Stated task ->
Return the lines of the material from the line with "square-r7c2[interactable]: ♟ [137, 433, 198, 491]" to the line with "king-glyph: ♚ [523, 334, 545, 358]", keeping each one as it appears.

Extracted information ->
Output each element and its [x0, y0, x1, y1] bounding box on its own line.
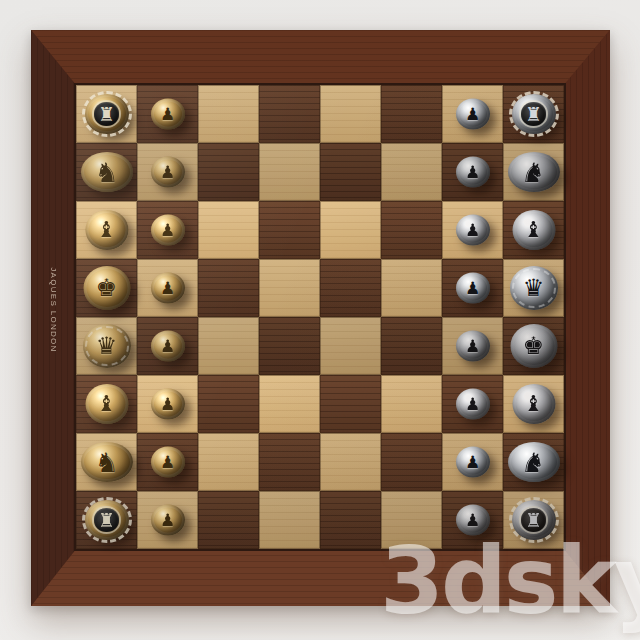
square-r7c2[interactable]: ♟ [137, 433, 198, 491]
pawn-glyph: ♟ [160, 454, 175, 471]
pawn-glyph: ♟ [160, 164, 175, 181]
piece-gold-pawn[interactable]: ♟ [151, 331, 185, 362]
square-r4c8[interactable]: ♛ [503, 259, 564, 317]
piece-gold-rook[interactable]: ♜ [85, 500, 129, 540]
square-r6c1[interactable]: ♝ [76, 375, 137, 433]
square-r8c7[interactable]: ♟ [442, 491, 503, 549]
king-glyph: ♚ [523, 334, 545, 358]
piece-gold-bishop[interactable]: ♝ [85, 210, 128, 250]
square-r6c2[interactable]: ♟ [137, 375, 198, 433]
knight-glyph: ♞ [94, 159, 118, 186]
pawn-glyph: ♟ [465, 164, 480, 181]
square-r4c5[interactable] [320, 259, 381, 317]
square-r1c8[interactable]: ♜ [503, 85, 564, 143]
piece-silver-knight[interactable]: ♞ [508, 152, 560, 192]
square-r4c4[interactable] [259, 259, 320, 317]
square-r8c5[interactable] [320, 491, 381, 549]
square-r3c7[interactable]: ♟ [442, 201, 503, 259]
square-r2c8[interactable]: ♞ [503, 143, 564, 201]
queen-glyph: ♛ [96, 334, 118, 358]
board-frame-right [564, 30, 610, 606]
board-frame-bottom [31, 549, 610, 606]
square-r2c2[interactable]: ♟ [137, 143, 198, 201]
piece-silver-king[interactable]: ♚ [510, 324, 557, 368]
piece-silver-rook[interactable]: ♜ [512, 94, 556, 134]
square-r4c1[interactable]: ♚ [76, 259, 137, 317]
pawn-glyph: ♟ [160, 396, 175, 413]
square-r6c8[interactable]: ♝ [503, 375, 564, 433]
square-r5c3[interactable] [198, 317, 259, 375]
square-r4c6[interactable] [381, 259, 442, 317]
board-frame-top [31, 30, 610, 85]
pawn-glyph: ♟ [160, 106, 175, 123]
square-r2c1[interactable]: ♞ [76, 143, 137, 201]
square-r2c3[interactable] [198, 143, 259, 201]
square-r6c3[interactable] [198, 375, 259, 433]
square-r3c5[interactable] [320, 201, 381, 259]
square-r1c7[interactable]: ♟ [442, 85, 503, 143]
piece-gold-king[interactable]: ♚ [83, 266, 130, 310]
square-r5c1[interactable]: ♛ [76, 317, 137, 375]
piece-gold-pawn[interactable]: ♟ [151, 389, 185, 420]
square-r6c4[interactable] [259, 375, 320, 433]
pawn-glyph: ♟ [160, 280, 175, 297]
rook-glyph: ♜ [98, 511, 115, 530]
square-r5c7[interactable]: ♟ [442, 317, 503, 375]
pawn-glyph: ♟ [465, 106, 480, 123]
piece-silver-pawn[interactable]: ♟ [456, 99, 490, 130]
piece-gold-pawn[interactable]: ♟ [151, 215, 185, 246]
piece-gold-knight[interactable]: ♞ [81, 442, 133, 482]
scene: ♜♟♟♜♞♟♟♞♝♟♟♝♚♟♟♛♛♟♟♚♝♟♟♝♞♟♟♞♜♟♟♜ JAQUES … [0, 0, 640, 640]
bishop-glyph: ♝ [524, 393, 544, 415]
square-r4c3[interactable] [198, 259, 259, 317]
rook-glyph: ♜ [525, 511, 542, 530]
square-r2c5[interactable] [320, 143, 381, 201]
maker-engraving: JAQUES LONDON [49, 267, 58, 352]
piece-silver-bishop[interactable]: ♝ [512, 210, 555, 250]
piece-silver-queen[interactable]: ♛ [510, 266, 558, 310]
piece-silver-rook[interactable]: ♜ [512, 500, 556, 540]
piece-gold-pawn[interactable]: ♟ [151, 505, 185, 536]
square-r6c5[interactable] [320, 375, 381, 433]
square-r8c4[interactable] [259, 491, 320, 549]
pawn-glyph: ♟ [465, 280, 480, 297]
piece-silver-pawn[interactable]: ♟ [456, 273, 490, 304]
piece-silver-pawn[interactable]: ♟ [456, 505, 490, 536]
square-r3c3[interactable] [198, 201, 259, 259]
square-r1c5[interactable] [320, 85, 381, 143]
chess-board: ♜♟♟♜♞♟♟♞♝♟♟♝♚♟♟♛♛♟♟♚♝♟♟♝♞♟♟♞♜♟♟♜ [31, 30, 610, 606]
square-r7c1[interactable]: ♞ [76, 433, 137, 491]
knight-glyph: ♞ [521, 159, 545, 186]
square-r1c2[interactable]: ♟ [137, 85, 198, 143]
square-r5c5[interactable] [320, 317, 381, 375]
pawn-glyph: ♟ [160, 222, 175, 239]
pawn-glyph: ♟ [465, 454, 480, 471]
square-r8c2[interactable]: ♟ [137, 491, 198, 549]
rook-glyph: ♜ [98, 105, 115, 124]
pawn-glyph: ♟ [465, 222, 480, 239]
square-r8c3[interactable] [198, 491, 259, 549]
rook-glyph: ♜ [525, 105, 542, 124]
square-r6c7[interactable]: ♟ [442, 375, 503, 433]
square-r8c1[interactable]: ♜ [76, 491, 137, 549]
square-r5c2[interactable]: ♟ [137, 317, 198, 375]
piece-gold-pawn[interactable]: ♟ [151, 447, 185, 478]
bishop-glyph: ♝ [97, 219, 117, 241]
square-r7c4[interactable] [259, 433, 320, 491]
piece-silver-knight[interactable]: ♞ [508, 442, 560, 482]
piece-gold-rook[interactable]: ♜ [85, 94, 129, 134]
square-r2c7[interactable]: ♟ [442, 143, 503, 201]
bishop-glyph: ♝ [97, 393, 117, 415]
square-r7c8[interactable]: ♞ [503, 433, 564, 491]
square-r1c3[interactable] [198, 85, 259, 143]
square-r4c2[interactable]: ♟ [137, 259, 198, 317]
pawn-glyph: ♟ [160, 338, 175, 355]
pawn-glyph: ♟ [465, 338, 480, 355]
pawn-glyph: ♟ [160, 512, 175, 529]
piece-gold-bishop[interactable]: ♝ [85, 384, 128, 424]
square-r7c7[interactable]: ♟ [442, 433, 503, 491]
king-glyph: ♚ [96, 276, 118, 300]
queen-glyph: ♛ [523, 276, 545, 300]
square-r7c5[interactable] [320, 433, 381, 491]
piece-silver-pawn[interactable]: ♟ [456, 389, 490, 420]
square-r7c3[interactable] [198, 433, 259, 491]
square-r1c1[interactable]: ♜ [76, 85, 137, 143]
square-r3c6[interactable] [381, 201, 442, 259]
piece-gold-pawn[interactable]: ♟ [151, 157, 185, 188]
square-r1c6[interactable] [381, 85, 442, 143]
piece-silver-pawn[interactable]: ♟ [456, 215, 490, 246]
square-r3c4[interactable] [259, 201, 320, 259]
square-r6c6[interactable] [381, 375, 442, 433]
piece-gold-knight[interactable]: ♞ [81, 152, 133, 192]
knight-glyph: ♞ [94, 449, 118, 476]
piece-silver-pawn[interactable]: ♟ [456, 447, 490, 478]
piece-silver-bishop[interactable]: ♝ [512, 384, 555, 424]
square-r2c4[interactable] [259, 143, 320, 201]
bishop-glyph: ♝ [524, 219, 544, 241]
square-r5c4[interactable] [259, 317, 320, 375]
square-r8c6[interactable] [381, 491, 442, 549]
piece-gold-queen[interactable]: ♛ [83, 324, 131, 368]
square-r4c7[interactable]: ♟ [442, 259, 503, 317]
board-squares-grid: ♜♟♟♜♞♟♟♞♝♟♟♝♚♟♟♛♛♟♟♚♝♟♟♝♞♟♟♞♜♟♟♜ [76, 85, 564, 549]
square-r3c2[interactable]: ♟ [137, 201, 198, 259]
square-r3c8[interactable]: ♝ [503, 201, 564, 259]
square-r5c6[interactable] [381, 317, 442, 375]
piece-gold-pawn[interactable]: ♟ [151, 99, 185, 130]
piece-silver-pawn[interactable]: ♟ [456, 331, 490, 362]
knight-glyph: ♞ [521, 449, 545, 476]
pawn-glyph: ♟ [465, 396, 480, 413]
square-r2c6[interactable] [381, 143, 442, 201]
pawn-glyph: ♟ [465, 512, 480, 529]
square-r5c8[interactable]: ♚ [503, 317, 564, 375]
piece-gold-pawn[interactable]: ♟ [151, 273, 185, 304]
square-r3c1[interactable]: ♝ [76, 201, 137, 259]
square-r8c8[interactable]: ♜ [503, 491, 564, 549]
square-r7c6[interactable] [381, 433, 442, 491]
square-r1c4[interactable] [259, 85, 320, 143]
piece-silver-pawn[interactable]: ♟ [456, 157, 490, 188]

Solution to the problem ->
square-r7c2[interactable]: ♟ [137, 433, 198, 491]
pawn-glyph: ♟ [160, 454, 175, 471]
pawn-glyph: ♟ [160, 164, 175, 181]
piece-gold-pawn[interactable]: ♟ [151, 331, 185, 362]
square-r4c8[interactable]: ♛ [503, 259, 564, 317]
piece-gold-rook[interactable]: ♜ [85, 500, 129, 540]
square-r6c1[interactable]: ♝ [76, 375, 137, 433]
square-r8c7[interactable]: ♟ [442, 491, 503, 549]
king-glyph: ♚ [523, 334, 545, 358]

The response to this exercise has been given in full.